• **SET EXERCISE**
Exclude the pictures, then copy all remaining records exactly.

(Records about charts and figures)
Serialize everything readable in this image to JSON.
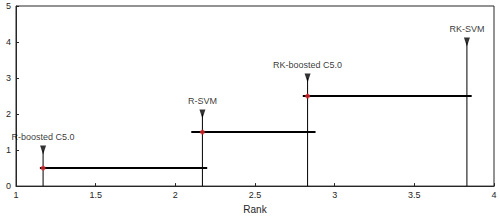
{
  "chart_data": {
    "type": "rank",
    "x_label": "Rank",
    "xlim": [
      1,
      4
    ],
    "xticks": [
      1,
      1.5,
      2,
      2.5,
      3,
      3.5,
      4
    ],
    "ylim": [
      0,
      5
    ],
    "yticks": [
      0,
      1,
      2,
      3,
      4,
      5
    ],
    "grid": false,
    "color": "#000000",
    "series": [
      {
        "name": "R-boosted C5.0",
        "x": 1.17,
        "arrow_height": 1,
        "bar": {
          "y": 0.5,
          "start": 1.15,
          "end": 2.2
        },
        "color": "#e0282e",
        "marker": "circle"
      },
      {
        "name": "R-SVM",
        "x": 2.17,
        "arrow_height": 2,
        "bar": {
          "y": 1.5,
          "start": 2.1,
          "end": 2.88
        },
        "color": "#e0282e",
        "marker": "circle"
      },
      {
        "name": "RK-boosted C5.0",
        "x": 2.83,
        "arrow_height": 3,
        "bar": {
          "y": 2.5,
          "start": 2.8,
          "end": 3.86
        },
        "color": "#e0282e",
        "marker": "circle"
      },
      {
        "name": "RK-SVM",
        "x": 3.83,
        "arrow_height": 4,
        "bar": null,
        "color": "#e0282e",
        "marker": "circle"
      }
    ]
  }
}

• **TASK RESULT**
Serialize everything readable in this image to JSON.
{
  "chart_data": {
    "type": "rank",
    "x_label": "Rank",
    "xlim": [
      1,
      4
    ],
    "xticks": [
      1,
      1.5,
      2,
      2.5,
      3,
      3.5,
      4
    ],
    "ylim": [
      0,
      5
    ],
    "yticks": [
      0,
      1,
      2,
      3,
      4,
      5
    ],
    "grid": false,
    "color": "#000000",
    "series": [
      {
        "name": "R-boosted C5.0",
        "x": 1.17,
        "arrow_height": 1,
        "bar": {
          "y": 0.5,
          "start": 1.15,
          "end": 2.2
        },
        "color": "#e0282e",
        "marker": "circle"
      },
      {
        "name": "R-SVM",
        "x": 2.17,
        "arrow_height": 2,
        "bar": {
          "y": 1.5,
          "start": 2.1,
          "end": 2.88
        },
        "color": "#e0282e",
        "marker": "circle"
      },
      {
        "name": "RK-boosted C5.0",
        "x": 2.83,
        "arrow_height": 3,
        "bar": {
          "y": 2.5,
          "start": 2.8,
          "end": 3.86
        },
        "color": "#e0282e",
        "marker": "circle"
      },
      {
        "name": "RK-SVM",
        "x": 3.83,
        "arrow_height": 4,
        "bar": null,
        "color": "#e0282e",
        "marker": "circle"
      }
    ]
  }
}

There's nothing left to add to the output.